Interesting rod holders; do the reels rest on those platforms and are they padded?

If you want some electronics, you could have a box made to house a GPS to attach to the grab bar between its legs if there's a chase running under the sole somewhere to run wiring. I like the setup BayStYat has for the forward compartment to keep things from sliding around.

Cool, well-kept skiff!


----------



## Sublime (Oct 9, 2015)

Blue Zone said:


> Interesting rod holders; do the reels rest on those platforms and are they padded?


Yes, the rod rests on the legs and mine are padded with Seadek. I much prefer these over the holders I had in my BT and I like the suicide style rod holders. They just make sense to me ergonomically or maybe it's all the LEAN manufacturing stuff I've been through.



Blue Zone said:


> If you want some electronics, you could have a box made to house a GPS to attach to the grab bar between its legs if there's a chase running under the sole somewhere to run wiring.

Layout coordinate data
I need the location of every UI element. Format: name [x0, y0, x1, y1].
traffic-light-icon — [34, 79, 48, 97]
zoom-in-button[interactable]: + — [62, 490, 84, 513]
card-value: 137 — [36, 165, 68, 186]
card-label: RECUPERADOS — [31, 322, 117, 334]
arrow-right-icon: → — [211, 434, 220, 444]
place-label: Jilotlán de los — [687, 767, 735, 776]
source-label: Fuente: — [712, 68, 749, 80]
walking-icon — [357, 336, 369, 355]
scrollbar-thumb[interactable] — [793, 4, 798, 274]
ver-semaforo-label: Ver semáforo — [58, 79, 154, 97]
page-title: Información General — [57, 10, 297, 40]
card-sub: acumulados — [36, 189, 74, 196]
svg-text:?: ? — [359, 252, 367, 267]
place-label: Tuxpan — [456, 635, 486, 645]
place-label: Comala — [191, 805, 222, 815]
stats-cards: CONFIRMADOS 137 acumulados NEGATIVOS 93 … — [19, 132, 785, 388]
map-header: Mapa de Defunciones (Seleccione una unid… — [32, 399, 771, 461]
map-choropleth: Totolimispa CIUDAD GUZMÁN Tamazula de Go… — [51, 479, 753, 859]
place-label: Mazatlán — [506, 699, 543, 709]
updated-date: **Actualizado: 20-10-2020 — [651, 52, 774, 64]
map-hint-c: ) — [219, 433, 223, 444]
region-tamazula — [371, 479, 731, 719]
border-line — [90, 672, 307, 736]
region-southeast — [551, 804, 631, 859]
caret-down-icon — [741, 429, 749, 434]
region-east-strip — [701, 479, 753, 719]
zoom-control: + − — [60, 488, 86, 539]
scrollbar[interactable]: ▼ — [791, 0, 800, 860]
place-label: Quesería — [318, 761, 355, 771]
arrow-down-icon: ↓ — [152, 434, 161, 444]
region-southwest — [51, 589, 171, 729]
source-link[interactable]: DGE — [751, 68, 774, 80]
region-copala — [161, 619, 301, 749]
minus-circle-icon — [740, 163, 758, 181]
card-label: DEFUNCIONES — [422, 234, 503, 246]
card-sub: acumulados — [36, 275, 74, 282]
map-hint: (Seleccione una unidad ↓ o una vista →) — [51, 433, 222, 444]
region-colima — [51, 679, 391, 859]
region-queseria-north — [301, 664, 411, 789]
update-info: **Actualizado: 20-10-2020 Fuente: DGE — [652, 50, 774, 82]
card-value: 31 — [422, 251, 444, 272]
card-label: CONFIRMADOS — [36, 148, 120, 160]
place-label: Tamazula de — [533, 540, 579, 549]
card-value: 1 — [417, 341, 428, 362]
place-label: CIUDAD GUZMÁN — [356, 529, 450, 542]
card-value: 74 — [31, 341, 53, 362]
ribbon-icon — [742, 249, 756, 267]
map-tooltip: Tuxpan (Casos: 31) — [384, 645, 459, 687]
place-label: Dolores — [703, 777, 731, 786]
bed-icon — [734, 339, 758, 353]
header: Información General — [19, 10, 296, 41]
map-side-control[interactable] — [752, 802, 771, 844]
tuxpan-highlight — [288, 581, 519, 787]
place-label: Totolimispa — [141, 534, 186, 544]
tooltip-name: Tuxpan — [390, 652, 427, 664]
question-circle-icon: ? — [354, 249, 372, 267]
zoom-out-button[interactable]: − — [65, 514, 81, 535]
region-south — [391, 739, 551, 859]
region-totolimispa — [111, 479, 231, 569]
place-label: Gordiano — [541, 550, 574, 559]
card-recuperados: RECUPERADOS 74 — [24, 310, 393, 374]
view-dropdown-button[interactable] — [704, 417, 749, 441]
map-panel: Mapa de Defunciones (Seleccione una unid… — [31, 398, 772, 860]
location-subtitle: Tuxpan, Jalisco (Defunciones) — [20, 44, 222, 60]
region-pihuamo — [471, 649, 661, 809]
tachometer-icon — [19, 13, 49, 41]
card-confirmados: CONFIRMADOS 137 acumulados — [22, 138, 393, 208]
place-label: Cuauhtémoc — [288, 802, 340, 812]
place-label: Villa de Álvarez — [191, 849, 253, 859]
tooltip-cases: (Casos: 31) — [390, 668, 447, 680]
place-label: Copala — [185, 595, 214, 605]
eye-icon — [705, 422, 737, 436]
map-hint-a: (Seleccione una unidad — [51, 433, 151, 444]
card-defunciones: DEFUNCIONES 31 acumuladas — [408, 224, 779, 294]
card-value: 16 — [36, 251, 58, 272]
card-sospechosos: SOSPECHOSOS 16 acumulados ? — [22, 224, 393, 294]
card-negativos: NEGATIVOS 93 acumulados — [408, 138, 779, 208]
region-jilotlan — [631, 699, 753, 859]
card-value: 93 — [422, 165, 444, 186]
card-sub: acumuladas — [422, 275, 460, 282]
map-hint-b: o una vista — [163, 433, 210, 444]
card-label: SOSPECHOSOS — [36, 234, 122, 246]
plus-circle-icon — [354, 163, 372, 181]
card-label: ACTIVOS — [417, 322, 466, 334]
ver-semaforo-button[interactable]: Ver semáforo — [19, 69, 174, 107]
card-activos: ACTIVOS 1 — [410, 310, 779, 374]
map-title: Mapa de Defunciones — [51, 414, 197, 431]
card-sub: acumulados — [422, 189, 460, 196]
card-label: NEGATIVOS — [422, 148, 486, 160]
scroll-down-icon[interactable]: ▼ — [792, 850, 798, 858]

■ **EXERCISE TASK 1**
Could you transcribe the skiff forum thread, starting at "Yes, the rod" and ending at "I've been through."?
■ **EXERCISE TASK 2**
Can you write the next part of the skiff forum thread, picking up right after its last line?

■ **RESULT 1**
Yes, the rod rests on the legs and mine are padded with Seadek. I much prefer these over the holders I had in my BT and I like the suicide style rod holders. They just make sense to me ergonomically or maybe it's all the LEAN manufacturing stuff I've been through.

■ **RESULT 2**
Yes, Harry can run a small chase in the floor to a grab rail. I have a coffin box, so I am mounting my battery in there and I'm having a guy glass a low profile chase on top of the floor for me to run my wires back to tabs and jack plate.


----------



## J-Dad (Aug 30, 2015)

Blue Zone said:


> Interesting rod holders; do the reels rest on those platforms and are they padded?
> 
> If you want some electronics, you could have a box made to house a GPS to attach to the grab bar between its legs if there's a chase running under the sole somewhere to run wiring. I like the setup BayStYat has for the forward compartment to keep things from sliding around.
> 
> Cool, well-kept skiff!


Thanks Blue Zone. The rod handles rest on top of the platforms, and yes, they have Seadeck padding. I added additional pads adjacent to the holders for the reels. There's actually a small gps/depthfinder and trim tab controls on a box on the grab bar. Wiring runs through one of the grab bar legs, through a chase to a small battery under the rear bulk head- it's visible in the last picture.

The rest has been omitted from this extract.